(Stored entries)
↓
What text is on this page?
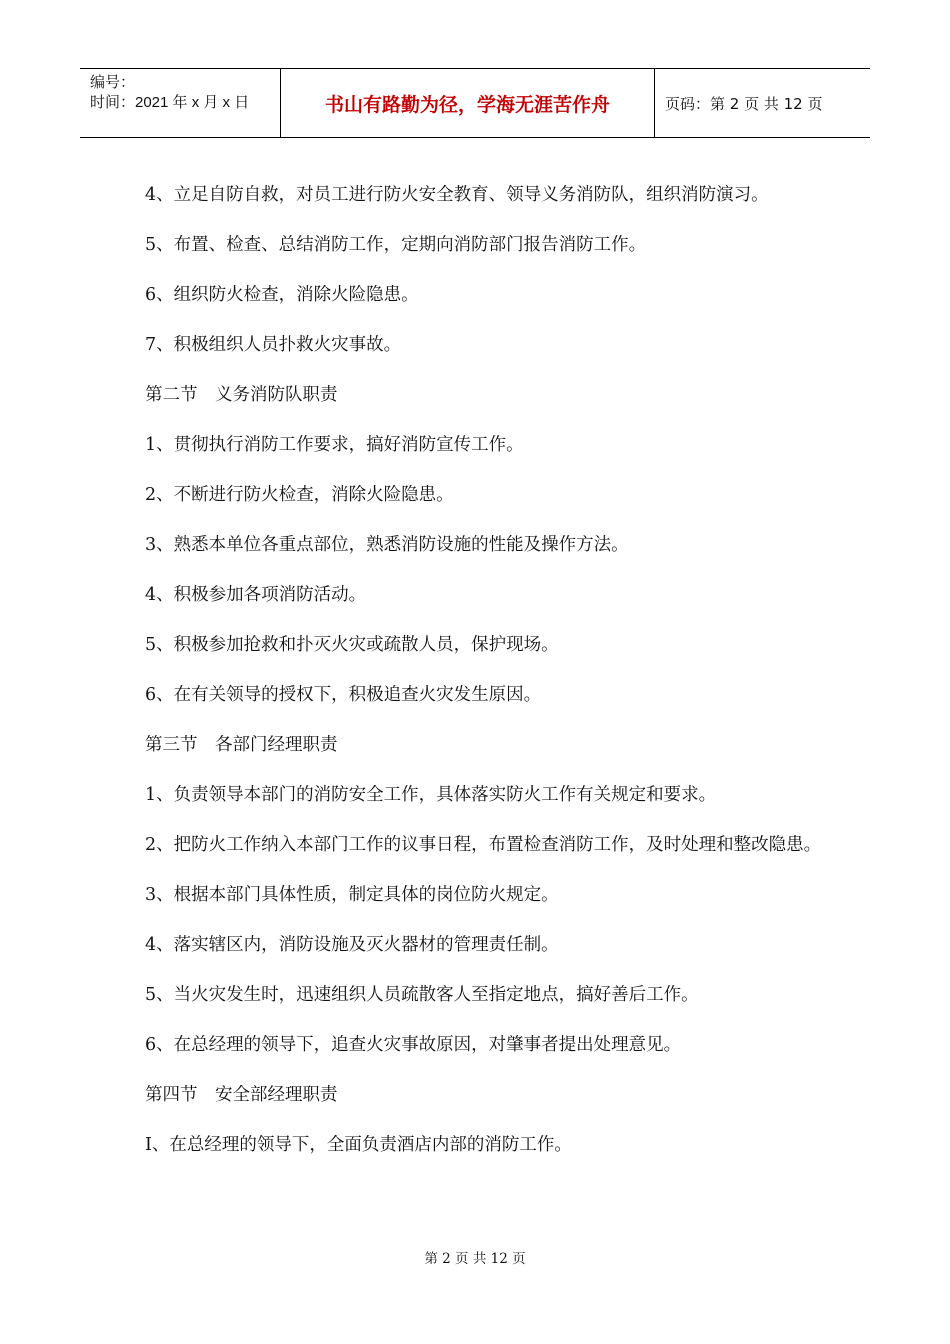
编号：
时间：2021 年 x 月 x 日	书山有路勤为径，学海无涯苦作舟	页码：第 2 页 共 12 页

4、立足自防自救，对员工进行防火安全教育、领导义务消防队，组织消防演习。

5、布置、检查、总结消防工作，定期向消防部门报告消防工作。

6、组织防火检查，消除火险隐患。

7、积极组织人员扑救火灾事故。

第二节　义务消防队职责

1、贯彻执行消防工作要求，搞好消防宣传工作。

2、不断进行防火检查，消除火险隐患。

3、熟悉本单位各重点部位，熟悉消防设施的性能及操作方法。

4、积极参加各项消防活动。

5、积极参加抢救和扑灭火灾或疏散人员，保护现场。

6、在有关领导的授权下，积极追查火灾发生原因。

第三节　各部门经理职责

1、负责领导本部门的消防安全工作，具体落实防火工作有关规定和要求。

2、把防火工作纳入本部门工作的议事日程，布置检查消防工作，及时处理和整改隐患。

3、根据本部门具体性质，制定具体的岗位防火规定。

4、落实辖区内，消防设施及灭火器材的管理责任制。

5、当火灾发生时，迅速组织人员疏散客人至指定地点，搞好善后工作。

6、在总经理的领导下，追查火灾事故原因，对肇事者提出处理意见。

第四节　安全部经理职责

I、在总经理的领导下，全面负责酒店内部的消防工作。

第 2 页 共 12 页
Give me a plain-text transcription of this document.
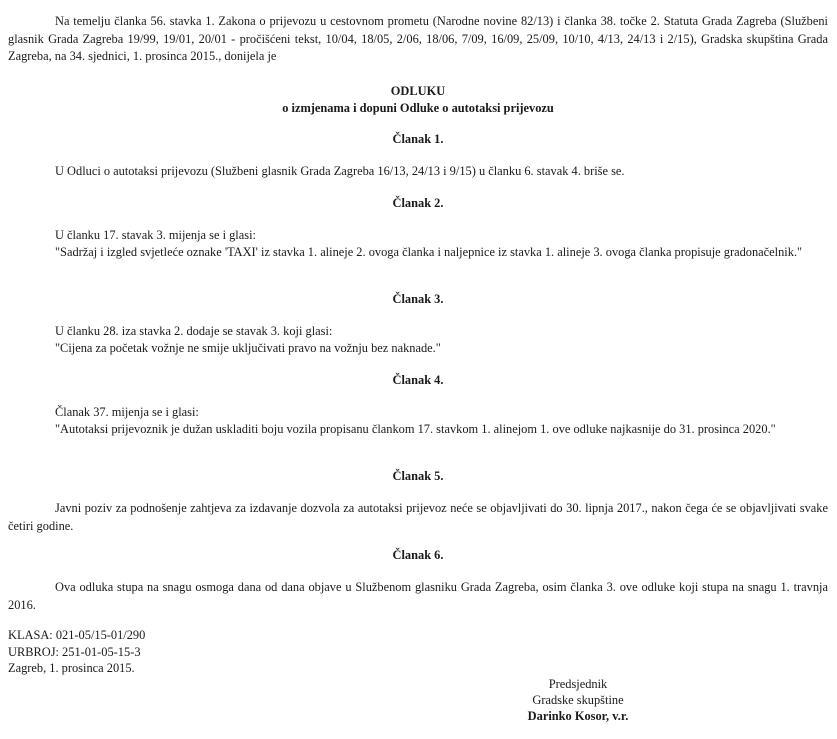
Na temelju članka 56. stavka 1. Zakona o prijevozu u cestovnom prometu (Narodne novine 82/13) i članka 38. točke 2. Statuta Grada Zagreba (Službeni glasnik Grada Zagreba 19/99, 19/01, 20/01 - pročišćeni tekst, 10/04, 18/05, 2/06, 18/06, 7/09, 16/09, 25/09, 10/10, 4/13, 24/13 i 2/15), Gradska skupština Grada Zagreba, na 34. sjednici, 1. prosinca 2015., donijela je

ODLUKU

o izmjenama i dopuni Odluke o autotaksi prijevozu

Članak 1.

U Odluci o autotaksi prijevozu (Službeni glasnik Grada Zagreba 16/13, 24/13 i 9/15) u članku 6. stavak 4. briše se.

Članak 2.

U članku 17. stavak 3. mijenja se i glasi:

"Sadržaj i izgled svjetleće oznake 'TAXI' iz stavka 1. alineje 2. ovoga članka i naljepnice iz stavka 1. alineje 3. ovoga članka propisuje gradonačelnik."

Članak 3.

U članku 28. iza stavka 2. dodaje se stavak 3. koji glasi:

"Cijena za početak vožnje ne smije uključivati pravo na vožnju bez naknade."

Članak 4.

Članak 37. mijenja se i glasi:

"Autotaksi prijevoznik je dužan uskladiti boju vozila propisanu člankom 17. stavkom 1. alinejom 1. ove odluke najkasnije do 31. prosinca 2020."

Članak 5.

Javni poziv za podnošenje zahtjeva za izdavanje dozvola za autotaksi prijevoz neće se objavljivati do 30. lipnja 2017., nakon čega će se objavljivati svake četiri godine.

Članak 6.

Ova odluka stupa na snagu osmoga dana od dana objave u Službenom glasniku Grada Zagreba, osim članka 3. ove odluke koji stupa na snagu 1. travnja 2016.

KLASA: 021-05/15-01/290

URBROJ: 251-01-05-15-3

Zagreb, 1. prosinca 2015.

Predsjednik

Gradske skupštine

Darinko Kosor, v.r.
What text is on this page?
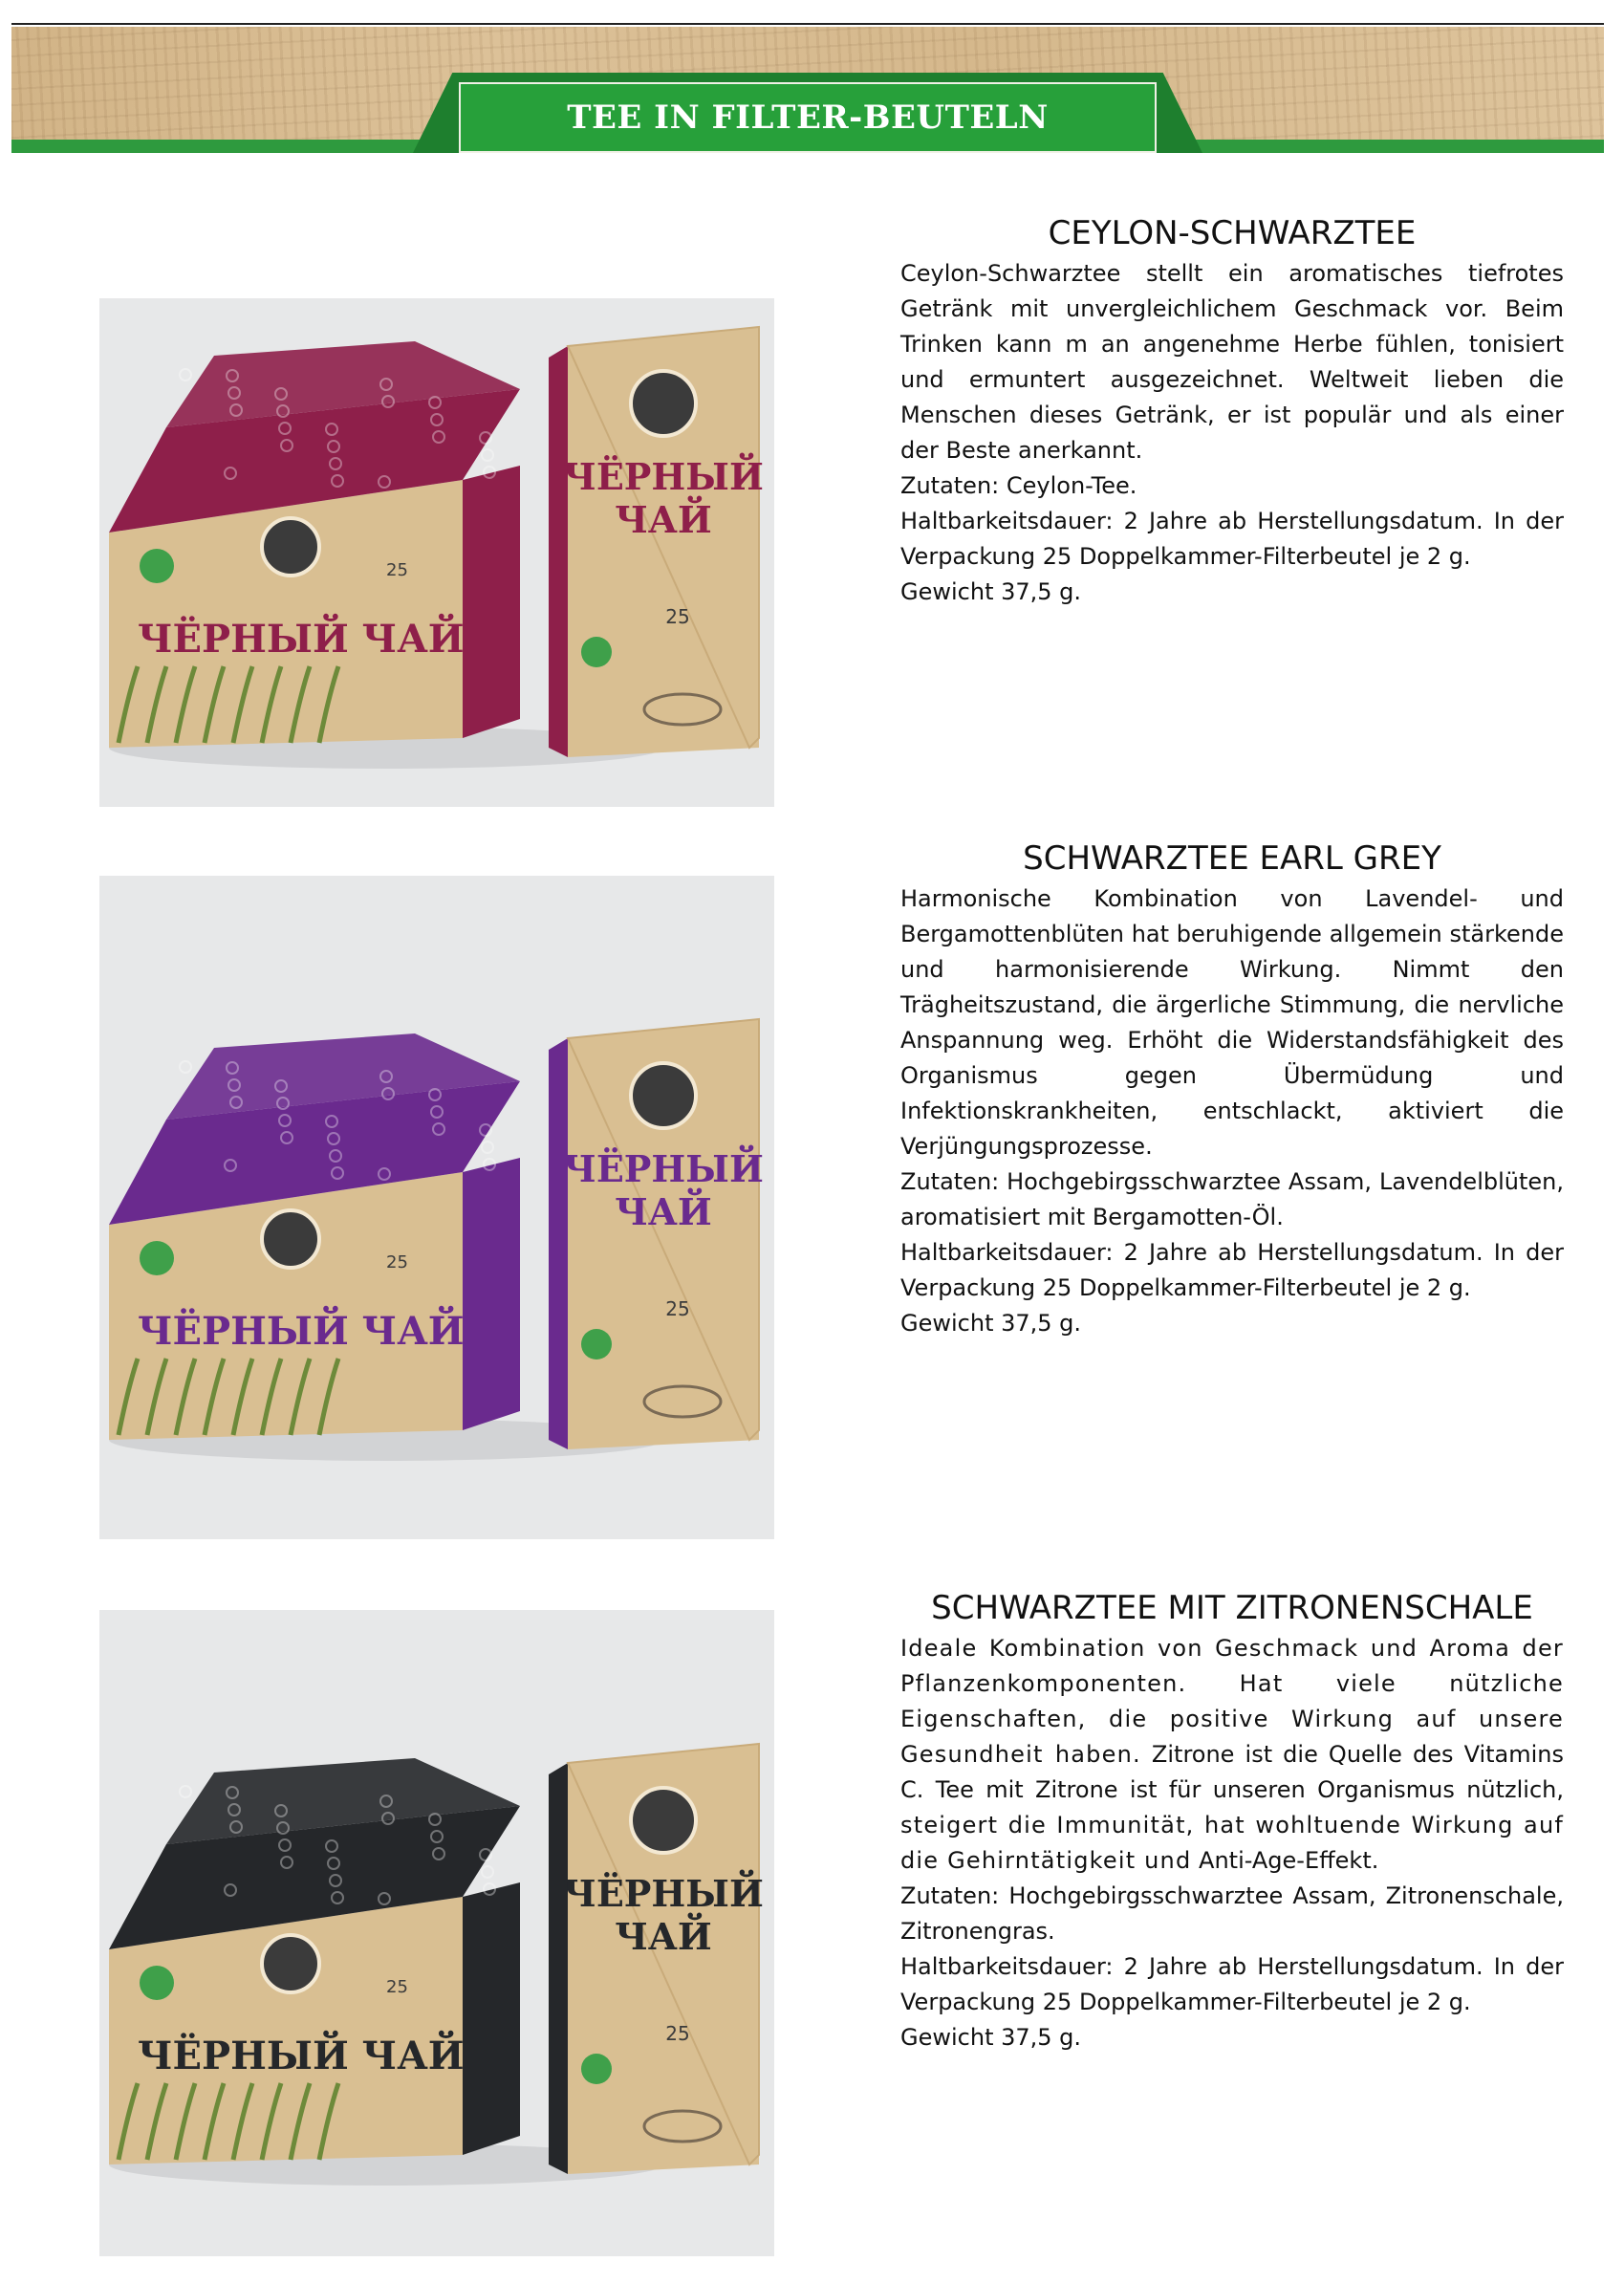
TEE IN FILTER-BEUTELN
ЧЁРНЫЙ ЧАЙ
25
ЧЁРНЫЙ
ЧАЙ
25
CEYLON-SCHWARZTEE

Ceylon-Schwarztee stellt ein aromatisches tiefrotes Getränk mit unvergleichlichem Geschmack vor. Beim Trinken kann m an angenehme Herbe fühlen, tonisiert und ermuntert ausgezeichnet. Weltweit lieben die Menschen dieses Getränk, er ist populär und als einer der Beste anerkannt.

Zutaten: Ceylon-Tee.

Haltbarkeitsdauer: 2 Jahre ab Herstellungsdatum. In der Verpackung 25 Doppelkammer-Filterbeutel je 2 g.

Gewicht 37,5 g.

ЧЁРНЫЙ ЧАЙ
25
ЧЁРНЫЙ
ЧАЙ
25
SCHWARZTEE EARL GREY

Harmonische Kombination von Lavendel- und Bergamottenblüten hat beruhigende allgemein stärkende und harmonisierende Wirkung. Nimmt den Trägheitszustand, die ärgerliche Stimmung, die nervliche Anspannung weg. Erhöht die Widerstandsfähigkeit des Organismus gegen Übermüdung und Infektionskrankheiten, entschlackt, aktiviert die Verjüngungsprozesse.

Zutaten: Hochgebirgsschwarztee Assam, Lavendelblüten, aromatisiert mit Bergamotten-Öl.

Haltbarkeitsdauer: 2 Jahre ab Herstellungsdatum. In der Verpackung 25 Doppelkammer-Filterbeutel je 2 g.

Gewicht 37,5 g.

ЧЁРНЫЙ ЧАЙ
25
ЧЁРНЫЙ
ЧАЙ
25
SCHWARZTEE MIT ZITRONENSCHALE

Ideale Kombination von Geschmack und Aroma der Pflanzenkomponenten. Hat viele nützliche Eigenschaften, die positive Wirkung auf unsere Gesundheit haben. Zitrone ist die Quelle des Vitamins C. Tee mit Zitrone ist für unseren Organismus nützlich, steigert die Immunität, hat wohltuende Wirkung auf die Gehirntätigkeit und Anti-Age-Effekt.

Zutaten: Hochgebirgsschwarztee Assam, Zitronenschale, Zitronengras.

Haltbarkeitsdauer: 2 Jahre ab Herstellungsdatum. In der Verpackung 25 Doppelkammer-Filterbeutel je 2 g.

Gewicht 37,5 g.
↑
*WHAT TO WORK ON*:
Quote all the lines above exactly as given. Do not include the pictures.

*TASK RESULT*:
What text is on this page?
编号：
时间：2021 年 x 月 x 日	书山有路勤为径，学海无涯苦作舟	页码：第 2 页 共 12 页

4、立足自防自救，对员工进行防火安全教育、领导义务消防队，组织消防演习。

5、布置、检查、总结消防工作，定期向消防部门报告消防工作。

6、组织防火检查，消除火险隐患。

7、积极组织人员扑救火灾事故。

第二节　义务消防队职责

1、贯彻执行消防工作要求，搞好消防宣传工作。

2、不断进行防火检查，消除火险隐患。

3、熟悉本单位各重点部位，熟悉消防设施的性能及操作方法。

4、积极参加各项消防活动。

5、积极参加抢救和扑灭火灾或疏散人员，保护现场。

6、在有关领导的授权下，积极追查火灾发生原因。

第三节　各部门经理职责

1、负责领导本部门的消防安全工作，具体落实防火工作有关规定和要求。

2、把防火工作纳入本部门工作的议事日程，布置检查消防工作，及时处理和整改隐患。

3、根据本部门具体性质，制定具体的岗位防火规定。

4、落实辖区内，消防设施及灭火器材的管理责任制。

5、当火灾发生时，迅速组织人员疏散客人至指定地点，搞好善后工作。

6、在总经理的领导下，追查火灾事故原因，对肇事者提出处理意见。

第四节　安全部经理职责

I、在总经理的领导下，全面负责酒店内部的消防工作。

第 2 页 共 12 页
Give me a plain-text transcription of this document.
Na temelju članka 56. stavka 1. Zakona o prijevozu u cestovnom prometu (Narodne novine 82/13) i članka 38. točke 2. Statuta Grada Zagreba (Službeni glasnik Grada Zagreba 19/99, 19/01, 20/01 - pročišćeni tekst, 10/04, 18/05, 2/06, 18/06, 7/09, 16/09, 25/09, 10/10, 4/13, 24/13 i 2/15), Gradska skupština Grada Zagreba, na 34. sjednici, 1. prosinca 2015., donijela je

ODLUKU

o izmjenama i dopuni Odluke o autotaksi prijevozu

Članak 1.

U Odluci o autotaksi prijevozu (Službeni glasnik Grada Zagreba 16/13, 24/13 i 9/15) u članku 6. stavak 4. briše se.

Članak 2.

U članku 17. stavak 3. mijenja se i glasi:

"Sadržaj i izgled svjetleće oznake 'TAXI' iz stavka 1. alineje 2. ovoga članka i naljepnice iz stavka 1. alineje 3. ovoga članka propisuje gradonačelnik."

Članak 3.

U članku 28. iza stavka 2. dodaje se stavak 3. koji glasi:

"Cijena za početak vožnje ne smije uključivati pravo na vožnju bez naknade."

Članak 4.

Članak 37. mijenja se i glasi:

"Autotaksi prijevoznik je dužan uskladiti boju vozila propisanu člankom 17. stavkom 1. alinejom 1. ove odluke najkasnije do 31. prosinca 2020."

Članak 5.

Javni poziv za podnošenje zahtjeva za izdavanje dozvola za autotaksi prijevoz neće se objavljivati do 30. lipnja 2017., nakon čega će se objavljivati svake četiri godine.

Članak 6.

Ova odluka stupa na snagu osmoga dana od dana objave u Službenom glasniku Grada Zagreba, osim članka 3. ove odluke koji stupa na snagu 1. travnja 2016.

KLASA: 021-05/15-01/290

URBROJ: 251-01-05-15-3

Zagreb, 1. prosinca 2015.

Predsjednik

Gradske skupštine

Darinko Kosor, v.r.
What text is on this page?
TEE IN FILTER-BEUTELN
ЧЁРНЫЙ ЧАЙ
25
ЧЁРНЫЙ
ЧАЙ
25
CEYLON-SCHWARZTEE

Ceylon-Schwarztee stellt ein aromatisches tiefrotes Getränk mit unvergleichlichem Geschmack vor. Beim Trinken kann m an angenehme Herbe fühlen, tonisiert und ermuntert ausgezeichnet. Weltweit lieben die Menschen dieses Getränk, er ist populär und als einer der Beste anerkannt.

Zutaten: Ceylon-Tee.

Haltbarkeitsdauer: 2 Jahre ab Herstellungsdatum. In der Verpackung 25 Doppelkammer-Filterbeutel je 2 g.

Gewicht 37,5 g.

ЧЁРНЫЙ ЧАЙ
25
ЧЁРНЫЙ
ЧАЙ
25
SCHWARZTEE EARL GREY

Harmonische Kombination von Lavendel- und Bergamottenblüten hat beruhigende allgemein stärkende und harmonisierende Wirkung. Nimmt den Trägheitszustand, die ärgerliche Stimmung, die nervliche Anspannung weg. Erhöht die Widerstandsfähigkeit des Organismus gegen Übermüdung und Infektionskrankheiten, entschlackt, aktiviert die Verjüngungsprozesse.

Zutaten: Hochgebirgsschwarztee Assam, Lavendelblüten, aromatisiert mit Bergamotten-Öl.

Haltbarkeitsdauer: 2 Jahre ab Herstellungsdatum. In der Verpackung 25 Doppelkammer-Filterbeutel je 2 g.

Gewicht 37,5 g.

ЧЁРНЫЙ ЧАЙ
25
ЧЁРНЫЙ
ЧАЙ
25
SCHWARZTEE MIT ZITRONENSCHALE

Ideale Kombination von Geschmack und Aroma der Pflanzenkomponenten. Hat viele nützliche Eigenschaften, die positive Wirkung auf unsere Gesundheit haben. Zitrone ist die Quelle des Vitamins C. Tee mit Zitrone ist für unseren Organismus nützlich, steigert die Immunität, hat wohltuende Wirkung auf die Gehirntätigkeit und Anti-Age-Effekt.

Zutaten: Hochgebirgsschwarztee Assam, Zitronenschale, Zitronengras.

Haltbarkeitsdauer: 2 Jahre ab Herstellungsdatum. In der Verpackung 25 Doppelkammer-Filterbeutel je 2 g.

Gewicht 37,5 g.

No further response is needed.